* [Task]
Copy the data that follows, character for character, minus the pictures.
═══ Supplied entries ═══
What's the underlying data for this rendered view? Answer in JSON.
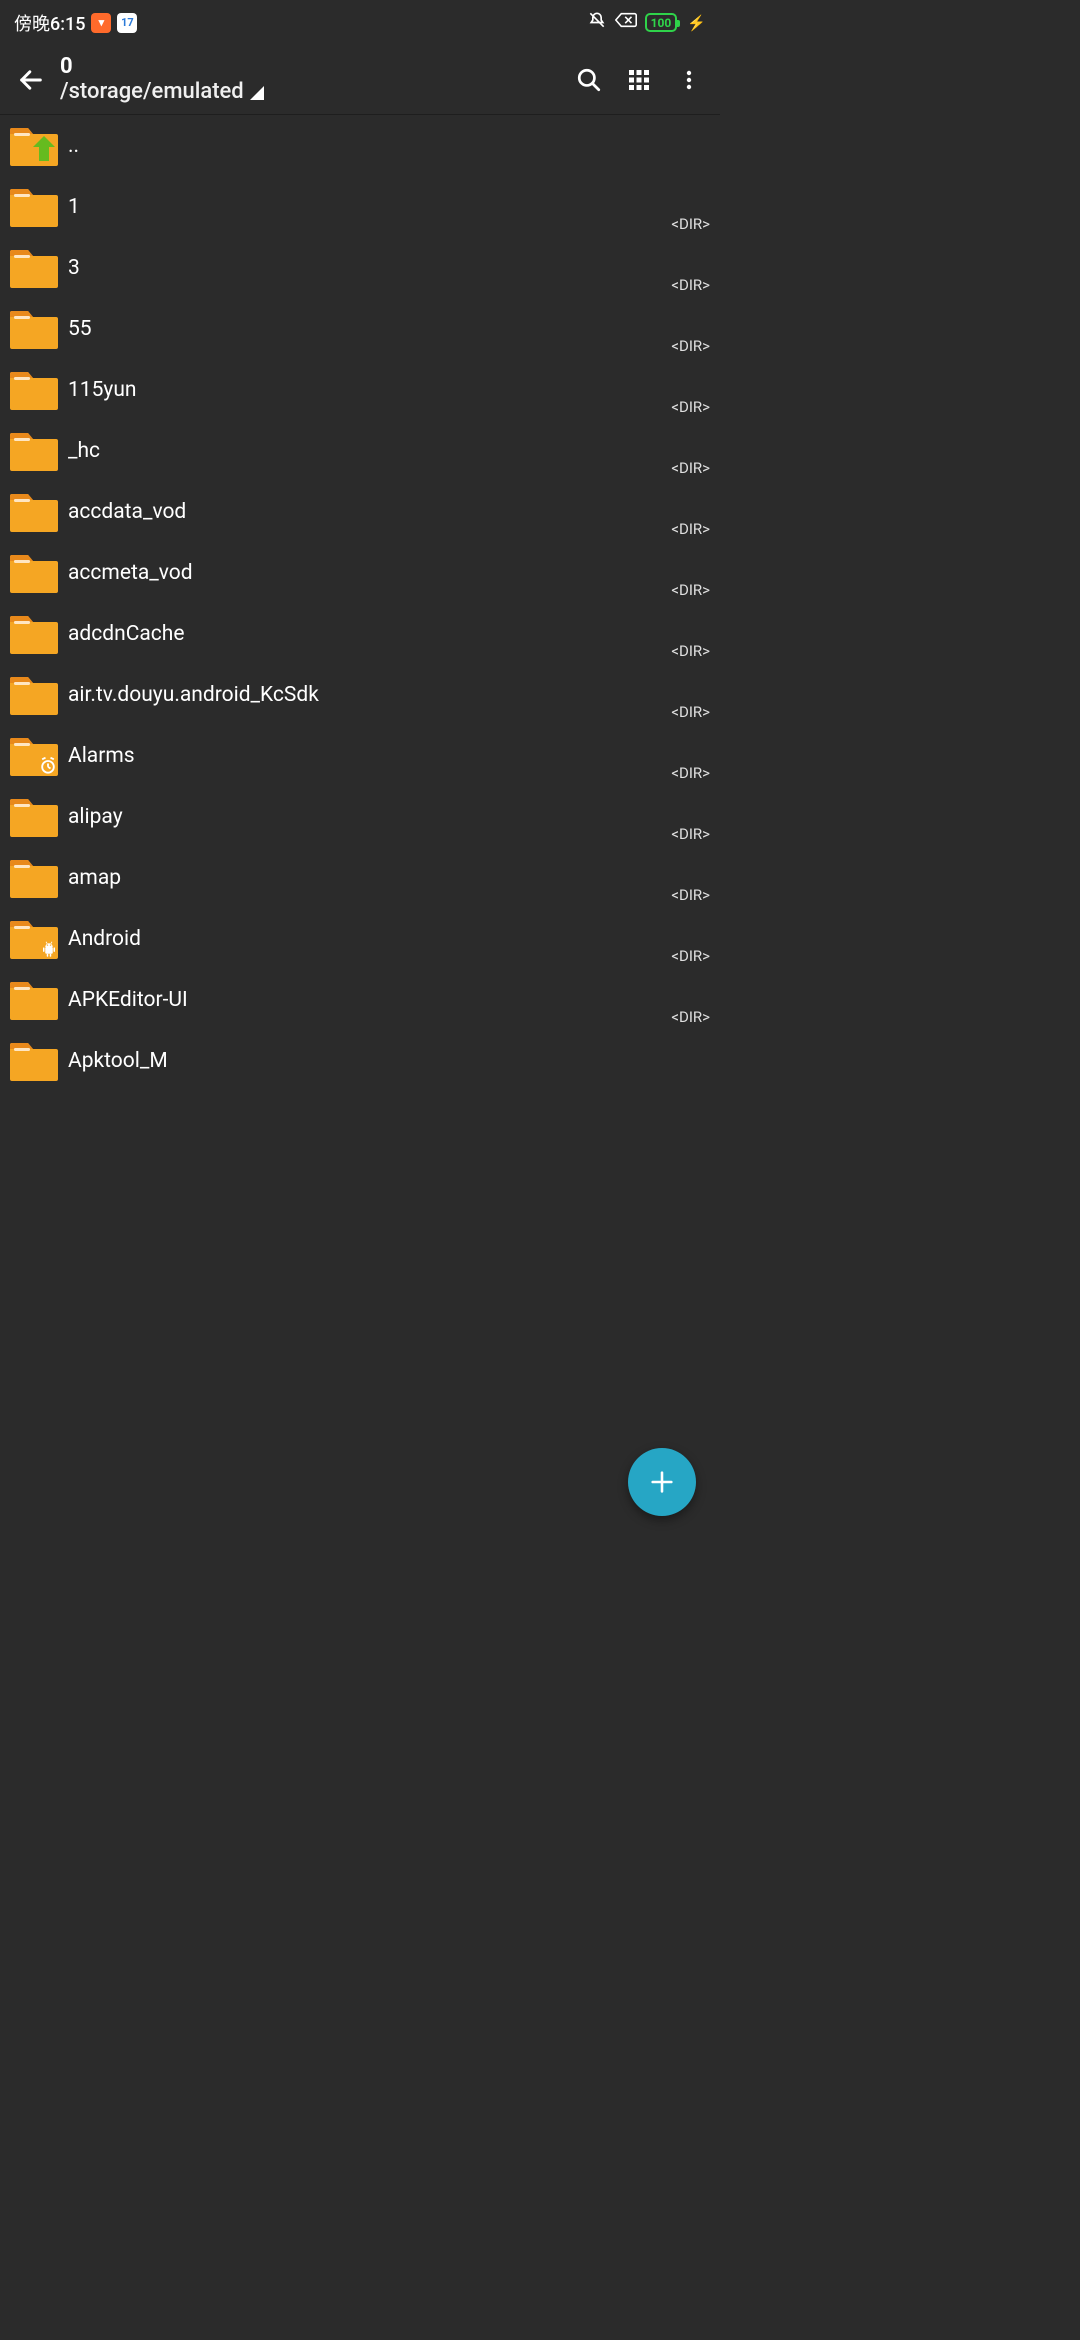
{
  "status": {
    "clock": "傍晚6:15",
    "battery_text": "100"
  },
  "toolbar": {
    "title": "0",
    "path": "/storage/emulated"
  },
  "dir_tag": "<DIR>",
  "entries": [
    {
      "name": "..",
      "type": "up",
      "show_dir": false
    },
    {
      "name": "1",
      "type": "folder",
      "show_dir": true
    },
    {
      "name": "3",
      "type": "folder",
      "show_dir": true
    },
    {
      "name": "55",
      "type": "folder",
      "show_dir": true
    },
    {
      "name": "115yun",
      "type": "folder",
      "show_dir": true
    },
    {
      "name": "_hc",
      "type": "folder",
      "show_dir": true
    },
    {
      "name": "accdata_vod",
      "type": "folder",
      "show_dir": true
    },
    {
      "name": "accmeta_vod",
      "type": "folder",
      "show_dir": true
    },
    {
      "name": "adcdnCache",
      "type": "folder",
      "show_dir": true
    },
    {
      "name": "air.tv.douyu.android_KcSdk",
      "type": "folder",
      "show_dir": true
    },
    {
      "name": "Alarms",
      "type": "folder",
      "show_dir": true,
      "overlay": "clock"
    },
    {
      "name": "alipay",
      "type": "folder",
      "show_dir": true
    },
    {
      "name": "amap",
      "type": "folder",
      "show_dir": true
    },
    {
      "name": "Android",
      "type": "folder",
      "show_dir": true,
      "overlay": "android"
    },
    {
      "name": "APKEditor-UI",
      "type": "folder",
      "show_dir": true
    },
    {
      "name": "Apktool_M",
      "type": "folder",
      "show_dir": false
    }
  ]
}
═══
* [Result for this task]
What's the underlying data for this rendered view? Answer in JSON.
{
  "status": {
    "clock": "傍晚6:15",
    "battery_text": "100"
  },
  "toolbar": {
    "title": "0",
    "path": "/storage/emulated"
  },
  "dir_tag": "<DIR>",
  "entries": [
    {
      "name": "..",
      "type": "up",
      "show_dir": false
    },
    {
      "name": "1",
      "type": "folder",
      "show_dir": true
    },
    {
      "name": "3",
      "type": "folder",
      "show_dir": true
    },
    {
      "name": "55",
      "type": "folder",
      "show_dir": true
    },
    {
      "name": "115yun",
      "type": "folder",
      "show_dir": true
    },
    {
      "name": "_hc",
      "type": "folder",
      "show_dir": true
    },
    {
      "name": "accdata_vod",
      "type": "folder",
      "show_dir": true
    },
    {
      "name": "accmeta_vod",
      "type": "folder",
      "show_dir": true
    },
    {
      "name": "adcdnCache",
      "type": "folder",
      "show_dir": true
    },
    {
      "name": "air.tv.douyu.android_KcSdk",
      "type": "folder",
      "show_dir": true
    },
    {
      "name": "Alarms",
      "type": "folder",
      "show_dir": true,
      "overlay": "clock"
    },
    {
      "name": "alipay",
      "type": "folder",
      "show_dir": true
    },
    {
      "name": "amap",
      "type": "folder",
      "show_dir": true
    },
    {
      "name": "Android",
      "type": "folder",
      "show_dir": true,
      "overlay": "android"
    },
    {
      "name": "APKEditor-UI",
      "type": "folder",
      "show_dir": true
    },
    {
      "name": "Apktool_M",
      "type": "folder",
      "show_dir": false
    }
  ]
}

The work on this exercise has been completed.